INFORMATION SHOWN:
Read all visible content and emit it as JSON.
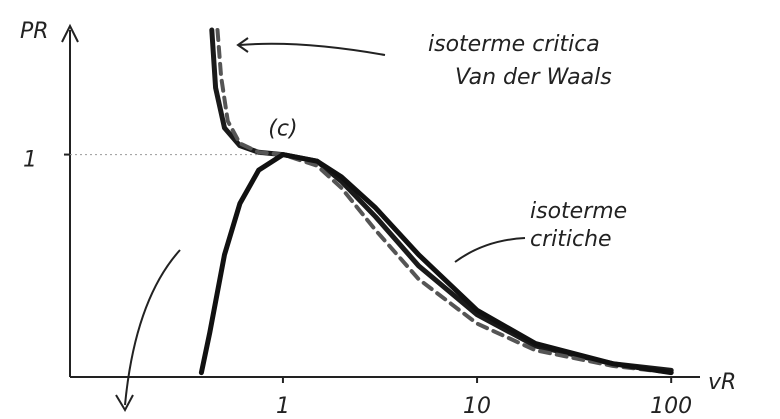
{
  "chart_data": {
    "type": "line",
    "ylabel": "PR",
    "xlabel": "vR",
    "xscale": "log",
    "xlim": [
      0.08,
      125
    ],
    "xticks": [
      1,
      10,
      100
    ],
    "ylim": [
      0,
      1.56
    ],
    "yticks": [
      1
    ],
    "guide": true,
    "series": [
      {
        "color": "#1a1a1a",
        "dash": false,
        "x": [
          0.43,
          0.45,
          0.5,
          0.6,
          0.75,
          1,
          1.5,
          2,
          3,
          5,
          10,
          20,
          50,
          100
        ],
        "values": [
          1.56,
          1.3,
          1.12,
          1.04,
          1.01,
          1,
          0.97,
          0.88,
          0.72,
          0.5,
          0.28,
          0.14,
          0.06,
          0.03
        ]
      },
      {
        "color": "#555555",
        "dash": true,
        "x": [
          0.46,
          0.48,
          0.52,
          0.6,
          0.75,
          1,
          1.5,
          2,
          3,
          5,
          10,
          20,
          50,
          100
        ],
        "values": [
          1.56,
          1.35,
          1.15,
          1.05,
          1.01,
          1,
          0.95,
          0.85,
          0.66,
          0.44,
          0.24,
          0.12,
          0.05,
          0.02
        ]
      },
      {
        "color": "#111111",
        "dash": false,
        "x": [
          0.38,
          0.42,
          0.5,
          0.6,
          0.75,
          1,
          1.5,
          2,
          3,
          5,
          10,
          20,
          50,
          100
        ],
        "values": [
          0.02,
          0.2,
          0.55,
          0.78,
          0.93,
          1,
          0.97,
          0.9,
          0.76,
          0.55,
          0.3,
          0.15,
          0.06,
          0.02
        ]
      }
    ],
    "annotations": [
      "(c)",
      "isoterme critica",
      "Van der Waals",
      "isoterme",
      "critiche"
    ]
  }
}
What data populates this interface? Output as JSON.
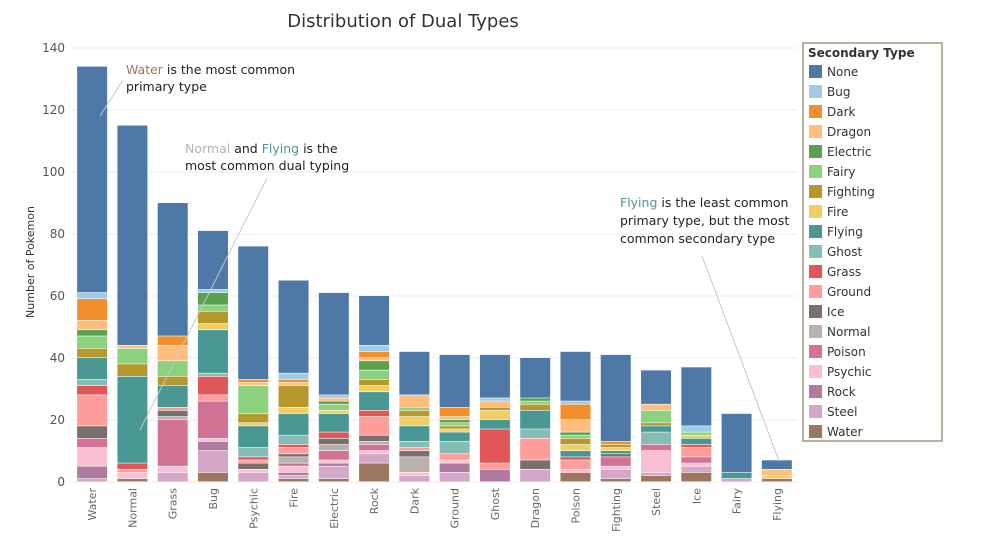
{
  "chart_data": {
    "type": "bar",
    "stacked": true,
    "title": "Distribution of Dual Types",
    "ylabel": "Number of Pokemon",
    "xlabel": "",
    "ylim": [
      0,
      140
    ],
    "yticks": [
      0,
      20,
      40,
      60,
      80,
      100,
      120,
      140
    ],
    "grid": true,
    "legend": {
      "title": "Secondary Type",
      "placement": "right",
      "entries": [
        {
          "name": "None",
          "color": "#4e79a7"
        },
        {
          "name": "Bug",
          "color": "#a0cbe8"
        },
        {
          "name": "Dark",
          "color": "#f28e2b"
        },
        {
          "name": "Dragon",
          "color": "#ffbe7d"
        },
        {
          "name": "Electric",
          "color": "#59a14f"
        },
        {
          "name": "Fairy",
          "color": "#8cd17d"
        },
        {
          "name": "Fighting",
          "color": "#b6992d"
        },
        {
          "name": "Fire",
          "color": "#f1ce63"
        },
        {
          "name": "Flying",
          "color": "#499894"
        },
        {
          "name": "Ghost",
          "color": "#86bcb6"
        },
        {
          "name": "Grass",
          "color": "#e15759"
        },
        {
          "name": "Ground",
          "color": "#ff9d9a"
        },
        {
          "name": "Ice",
          "color": "#79706e"
        },
        {
          "name": "Normal",
          "color": "#bab0ac"
        },
        {
          "name": "Poison",
          "color": "#d37295"
        },
        {
          "name": "Psychic",
          "color": "#fabfd2"
        },
        {
          "name": "Rock",
          "color": "#b07aa1"
        },
        {
          "name": "Steel",
          "color": "#d4a6c8"
        },
        {
          "name": "Water",
          "color": "#9d7660"
        }
      ]
    },
    "categories": [
      "Water",
      "Normal",
      "Grass",
      "Bug",
      "Psychic",
      "Fire",
      "Electric",
      "Rock",
      "Dark",
      "Ground",
      "Ghost",
      "Dragon",
      "Poison",
      "Fighting",
      "Steel",
      "Ice",
      "Fairy",
      "Flying"
    ],
    "stack_order": [
      "Water",
      "Steel",
      "Rock",
      "Psychic",
      "Poison",
      "Normal",
      "Ice",
      "Ground",
      "Grass",
      "Ghost",
      "Flying",
      "Fire",
      "Fighting",
      "Fairy",
      "Electric",
      "Dragon",
      "Dark",
      "Bug",
      "None"
    ],
    "stacks": {
      "Water": {
        "Steel": 1,
        "Rock": 4,
        "Psychic": 6,
        "Poison": 3,
        "Ice": 4,
        "Ground": 10,
        "Grass": 3,
        "Ghost": 2,
        "Flying": 7,
        "Fighting": 3,
        "Fairy": 4,
        "Electric": 2,
        "Dragon": 3,
        "Dark": 7,
        "Bug": 2,
        "None": 73
      },
      "Normal": {
        "Water": 1,
        "Psychic": 2,
        "Grass": 2,
        "Ground": 1,
        "Flying": 28,
        "Fighting": 4,
        "Fairy": 5,
        "Dragon": 1,
        "None": 71
      },
      "Grass": {
        "Steel": 3,
        "Psychic": 2,
        "Poison": 15,
        "Normal": 1,
        "Ice": 2,
        "Ground": 1,
        "Flying": 7,
        "Fighting": 3,
        "Fairy": 5,
        "Dragon": 5,
        "Dark": 3,
        "None": 43
      },
      "Bug": {
        "Water": 3,
        "Steel": 7,
        "Rock": 3,
        "Psychic": 1,
        "Poison": 12,
        "Ground": 2,
        "Grass": 6,
        "Ghost": 1,
        "Flying": 14,
        "Fire": 2,
        "Fighting": 4,
        "Fairy": 2,
        "Electric": 4,
        "Bug": 1,
        "None": 19
      },
      "Psychic": {
        "Steel": 3,
        "Psychic": 1,
        "Ice": 2,
        "Grass": 1,
        "Ground": 1,
        "Ghost": 3,
        "Flying": 7,
        "Fire": 1,
        "Fighting": 3,
        "Fairy": 9,
        "Dragon": 1,
        "Dark": 1,
        "None": 43
      },
      "Fire": {
        "Water": 1,
        "Steel": 1,
        "Rock": 1,
        "Psychic": 2,
        "Poison": 1,
        "Normal": 2,
        "Ice": 1,
        "Ground": 2,
        "Grass": 1,
        "Ghost": 3,
        "Flying": 7,
        "Fire": 2,
        "Fighting": 7,
        "Dragon": 1,
        "Dark": 1,
        "Bug": 2,
        "None": 30
      },
      "Electric": {
        "Water": 1,
        "Steel": 4,
        "Rock": 1,
        "Psychic": 1,
        "Poison": 3,
        "Normal": 2,
        "Ice": 2,
        "Grass": 2,
        "Flying": 6,
        "Fire": 1,
        "Fairy": 2,
        "Electric": 1,
        "Dragon": 1,
        "Bug": 1,
        "None": 33
      },
      "Rock": {
        "Water": 6,
        "Steel": 3,
        "Psychic": 1,
        "Poison": 2,
        "Normal": 1,
        "Ice": 2,
        "Ground": 6,
        "Grass": 2,
        "Flying": 6,
        "Fire": 2,
        "Fighting": 2,
        "Fairy": 3,
        "Electric": 3,
        "Dragon": 1,
        "Dark": 2,
        "Bug": 2,
        "None": 16
      },
      "Dark": {
        "Steel": 2,
        "Psychic": 1,
        "Normal": 5,
        "Ice": 2,
        "Ground": 1,
        "Ghost": 2,
        "Flying": 5,
        "Fire": 3,
        "Fighting": 2,
        "Fairy": 1,
        "Dragon": 4,
        "None": 14
      },
      "Ground": {
        "Steel": 3,
        "Rock": 3,
        "Psychic": 1,
        "Ground": 2,
        "Ghost": 4,
        "Flying": 3,
        "Fire": 1,
        "Fighting": 1,
        "Fairy": 1,
        "Electric": 1,
        "Dragon": 1,
        "Dark": 3,
        "None": 17
      },
      "Ghost": {
        "Rock": 4,
        "Ground": 2,
        "Grass": 11,
        "Flying": 3,
        "Fire": 3,
        "Fighting": 1,
        "Dragon": 2,
        "Bug": 1,
        "None": 14
      },
      "Dragon": {
        "Steel": 4,
        "Ice": 3,
        "Ground": 7,
        "Ghost": 3,
        "Flying": 6,
        "Fighting": 2,
        "Fairy": 1,
        "Electric": 1,
        "None": 13
      },
      "Poison": {
        "Water": 3,
        "Psychic": 1,
        "Ground": 3,
        "Grass": 1,
        "Flying": 2,
        "Fire": 2,
        "Fighting": 2,
        "Fairy": 1,
        "Electric": 1,
        "Dragon": 4,
        "Dark": 5,
        "Bug": 1,
        "None": 16
      },
      "Fighting": {
        "Water": 1,
        "Steel": 3,
        "Psychic": 1,
        "Poison": 3,
        "Ice": 1,
        "Flying": 1,
        "Fire": 1,
        "Fighting": 1,
        "Dark": 1,
        "None": 28
      },
      "Steel": {
        "Water": 2,
        "Steel": 1,
        "Psychic": 7,
        "Poison": 2,
        "Ghost": 4,
        "Flying": 2,
        "Fighting": 1,
        "Fairy": 4,
        "Dragon": 2,
        "None": 11
      },
      "Ice": {
        "Water": 3,
        "Steel": 2,
        "Psychic": 1,
        "Poison": 2,
        "Ground": 3,
        "Grass": 1,
        "Flying": 2,
        "Fire": 1,
        "Fairy": 1,
        "Bug": 2,
        "None": 19
      },
      "Fairy": {
        "Steel": 1,
        "Flying": 2,
        "None": 19
      },
      "Flying": {
        "Water": 1,
        "Dragon": 2,
        "Fire": 1,
        "None": 3
      }
    },
    "annotations": [
      {
        "parts": [
          {
            "text": "Water",
            "color": "#9d7660"
          },
          {
            "text": " is the most common",
            "color": "#222222"
          }
        ],
        "line2": "primary type",
        "target": "Water"
      },
      {
        "parts": [
          {
            "text": "Normal",
            "color": "#bab0ac"
          },
          {
            "text": " and ",
            "color": "#222222"
          },
          {
            "text": "Flying",
            "color": "#499894"
          },
          {
            "text": " is the",
            "color": "#222222"
          }
        ],
        "line2": "most common dual typing",
        "target": "Normal"
      },
      {
        "parts": [
          {
            "text": "Flying",
            "color": "#499894"
          },
          {
            "text": " is the least common",
            "color": "#222222"
          }
        ],
        "line2": "primary type, but the most",
        "line3": "common secondary type",
        "target": "Flying"
      }
    ]
  }
}
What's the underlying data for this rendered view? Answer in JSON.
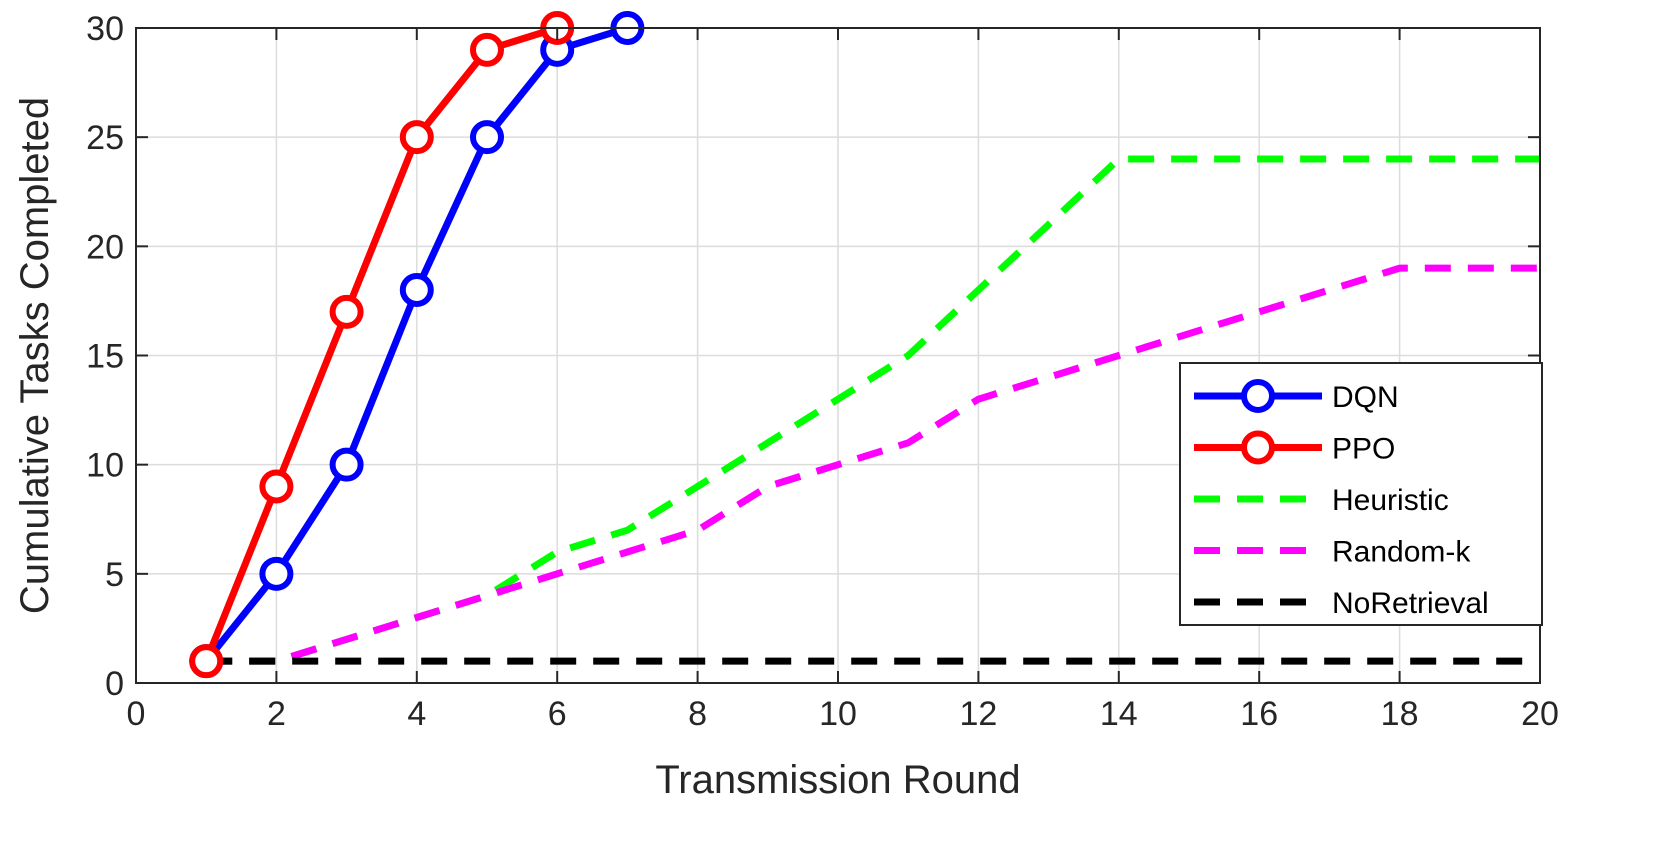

WORK REQUIRED:
Search the records for the word "this" and copy every line where it occurs.

RESPONSE BELOW:
What data populates this interface? Output as JSON.
What's the underlying data for this rendered view? Answer in JSON.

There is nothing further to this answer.